TASK DETAILS: Return the records exactly as they are.

DATA FOR PROCESSING:
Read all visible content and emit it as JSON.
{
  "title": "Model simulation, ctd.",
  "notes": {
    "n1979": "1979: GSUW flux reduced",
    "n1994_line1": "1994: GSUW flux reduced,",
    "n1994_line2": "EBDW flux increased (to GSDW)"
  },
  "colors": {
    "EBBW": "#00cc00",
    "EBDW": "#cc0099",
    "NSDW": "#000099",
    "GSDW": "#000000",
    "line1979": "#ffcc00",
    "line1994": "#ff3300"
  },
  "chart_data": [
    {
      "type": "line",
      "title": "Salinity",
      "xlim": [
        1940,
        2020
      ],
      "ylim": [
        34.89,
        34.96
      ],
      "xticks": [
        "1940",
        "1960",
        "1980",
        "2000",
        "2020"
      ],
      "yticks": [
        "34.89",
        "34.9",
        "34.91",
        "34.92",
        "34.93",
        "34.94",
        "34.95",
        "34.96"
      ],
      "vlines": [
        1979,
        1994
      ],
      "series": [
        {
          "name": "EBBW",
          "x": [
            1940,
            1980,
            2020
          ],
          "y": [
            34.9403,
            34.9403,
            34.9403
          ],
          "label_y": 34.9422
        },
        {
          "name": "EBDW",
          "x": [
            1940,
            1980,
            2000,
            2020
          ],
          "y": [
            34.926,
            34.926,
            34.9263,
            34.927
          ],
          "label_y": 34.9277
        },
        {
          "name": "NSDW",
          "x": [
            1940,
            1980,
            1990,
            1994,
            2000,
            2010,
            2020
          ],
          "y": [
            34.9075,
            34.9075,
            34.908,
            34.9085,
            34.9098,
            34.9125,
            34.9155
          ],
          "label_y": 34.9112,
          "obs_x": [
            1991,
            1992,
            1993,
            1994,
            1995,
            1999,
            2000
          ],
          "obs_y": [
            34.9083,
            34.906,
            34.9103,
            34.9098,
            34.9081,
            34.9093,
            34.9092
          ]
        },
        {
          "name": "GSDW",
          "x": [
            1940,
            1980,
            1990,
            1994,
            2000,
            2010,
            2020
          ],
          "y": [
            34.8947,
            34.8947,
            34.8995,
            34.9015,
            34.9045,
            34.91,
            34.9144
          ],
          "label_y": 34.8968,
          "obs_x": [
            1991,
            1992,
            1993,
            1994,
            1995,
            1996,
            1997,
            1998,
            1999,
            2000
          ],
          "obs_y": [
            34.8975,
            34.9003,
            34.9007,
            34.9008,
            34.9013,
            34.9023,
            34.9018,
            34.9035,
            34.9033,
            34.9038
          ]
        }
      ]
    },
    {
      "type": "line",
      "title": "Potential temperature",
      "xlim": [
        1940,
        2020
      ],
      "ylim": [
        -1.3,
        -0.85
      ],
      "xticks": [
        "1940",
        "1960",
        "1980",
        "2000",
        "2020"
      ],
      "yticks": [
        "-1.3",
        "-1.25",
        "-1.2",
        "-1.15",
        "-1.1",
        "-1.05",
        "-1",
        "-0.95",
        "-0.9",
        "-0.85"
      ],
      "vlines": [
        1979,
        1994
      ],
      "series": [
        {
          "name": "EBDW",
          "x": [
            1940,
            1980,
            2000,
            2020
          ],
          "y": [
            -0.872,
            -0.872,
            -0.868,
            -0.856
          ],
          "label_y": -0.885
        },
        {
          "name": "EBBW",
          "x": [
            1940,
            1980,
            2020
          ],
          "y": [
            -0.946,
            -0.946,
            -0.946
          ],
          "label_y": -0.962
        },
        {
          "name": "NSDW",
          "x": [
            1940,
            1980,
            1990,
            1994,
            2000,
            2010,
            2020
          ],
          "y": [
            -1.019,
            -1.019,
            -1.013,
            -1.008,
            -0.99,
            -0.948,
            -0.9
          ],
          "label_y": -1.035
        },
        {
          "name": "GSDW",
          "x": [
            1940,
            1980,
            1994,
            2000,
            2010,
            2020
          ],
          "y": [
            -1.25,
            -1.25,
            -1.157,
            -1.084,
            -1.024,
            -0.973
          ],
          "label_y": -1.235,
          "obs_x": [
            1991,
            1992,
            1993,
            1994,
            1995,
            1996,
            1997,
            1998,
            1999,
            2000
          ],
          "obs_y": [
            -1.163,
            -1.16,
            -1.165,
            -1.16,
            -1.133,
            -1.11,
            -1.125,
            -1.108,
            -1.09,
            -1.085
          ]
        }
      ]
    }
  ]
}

ANSWER:
Read all visible content and emit it as JSON.
{
  "title": "Model simulation, ctd.",
  "notes": {
    "n1979": "1979: GSUW flux reduced",
    "n1994_line1": "1994: GSUW flux reduced,",
    "n1994_line2": "EBDW flux increased (to GSDW)"
  },
  "colors": {
    "EBBW": "#00cc00",
    "EBDW": "#cc0099",
    "NSDW": "#000099",
    "GSDW": "#000000",
    "line1979": "#ffcc00",
    "line1994": "#ff3300"
  },
  "chart_data": [
    {
      "type": "line",
      "title": "Salinity",
      "xlim": [
        1940,
        2020
      ],
      "ylim": [
        34.89,
        34.96
      ],
      "xticks": [
        "1940",
        "1960",
        "1980",
        "2000",
        "2020"
      ],
      "yticks": [
        "34.89",
        "34.9",
        "34.91",
        "34.92",
        "34.93",
        "34.94",
        "34.95",
        "34.96"
      ],
      "vlines": [
        1979,
        1994
      ],
      "series": [
        {
          "name": "EBBW",
          "x": [
            1940,
            1980,
            2020
          ],
          "y": [
            34.9403,
            34.9403,
            34.9403
          ],
          "label_y": 34.9422
        },
        {
          "name": "EBDW",
          "x": [
            1940,
            1980,
            2000,
            2020
          ],
          "y": [
            34.926,
            34.926,
            34.9263,
            34.927
          ],
          "label_y": 34.9277
        },
        {
          "name": "NSDW",
          "x": [
            1940,
            1980,
            1990,
            1994,
            2000,
            2010,
            2020
          ],
          "y": [
            34.9075,
            34.9075,
            34.908,
            34.9085,
            34.9098,
            34.9125,
            34.9155
          ],
          "label_y": 34.9112,
          "obs_x": [
            1991,
            1992,
            1993,
            1994,
            1995,
            1999,
            2000
          ],
          "obs_y": [
            34.9083,
            34.906,
            34.9103,
            34.9098,
            34.9081,
            34.9093,
            34.9092
          ]
        },
        {
          "name": "GSDW",
          "x": [
            1940,
            1980,
            1990,
            1994,
            2000,
            2010,
            2020
          ],
          "y": [
            34.8947,
            34.8947,
            34.8995,
            34.9015,
            34.9045,
            34.91,
            34.9144
          ],
          "label_y": 34.8968,
          "obs_x": [
            1991,
            1992,
            1993,
            1994,
            1995,
            1996,
            1997,
            1998,
            1999,
            2000
          ],
          "obs_y": [
            34.8975,
            34.9003,
            34.9007,
            34.9008,
            34.9013,
            34.9023,
            34.9018,
            34.9035,
            34.9033,
            34.9038
          ]
        }
      ]
    },
    {
      "type": "line",
      "title": "Potential temperature",
      "xlim": [
        1940,
        2020
      ],
      "ylim": [
        -1.3,
        -0.85
      ],
      "xticks": [
        "1940",
        "1960",
        "1980",
        "2000",
        "2020"
      ],
      "yticks": [
        "-1.3",
        "-1.25",
        "-1.2",
        "-1.15",
        "-1.1",
        "-1.05",
        "-1",
        "-0.95",
        "-0.9",
        "-0.85"
      ],
      "vlines": [
        1979,
        1994
      ],
      "series": [
        {
          "name": "EBDW",
          "x": [
            1940,
            1980,
            2000,
            2020
          ],
          "y": [
            -0.872,
            -0.872,
            -0.868,
            -0.856
          ],
          "label_y": -0.885
        },
        {
          "name": "EBBW",
          "x": [
            1940,
            1980,
            2020
          ],
          "y": [
            -0.946,
            -0.946,
            -0.946
          ],
          "label_y": -0.962
        },
        {
          "name": "NSDW",
          "x": [
            1940,
            1980,
            1990,
            1994,
            2000,
            2010,
            2020
          ],
          "y": [
            -1.019,
            -1.019,
            -1.013,
            -1.008,
            -0.99,
            -0.948,
            -0.9
          ],
          "label_y": -1.035
        },
        {
          "name": "GSDW",
          "x": [
            1940,
            1980,
            1994,
            2000,
            2010,
            2020
          ],
          "y": [
            -1.25,
            -1.25,
            -1.157,
            -1.084,
            -1.024,
            -0.973
          ],
          "label_y": -1.235,
          "obs_x": [
            1991,
            1992,
            1993,
            1994,
            1995,
            1996,
            1997,
            1998,
            1999,
            2000
          ],
          "obs_y": [
            -1.163,
            -1.16,
            -1.165,
            -1.16,
            -1.133,
            -1.11,
            -1.125,
            -1.108,
            -1.09,
            -1.085
          ]
        }
      ]
    }
  ]
}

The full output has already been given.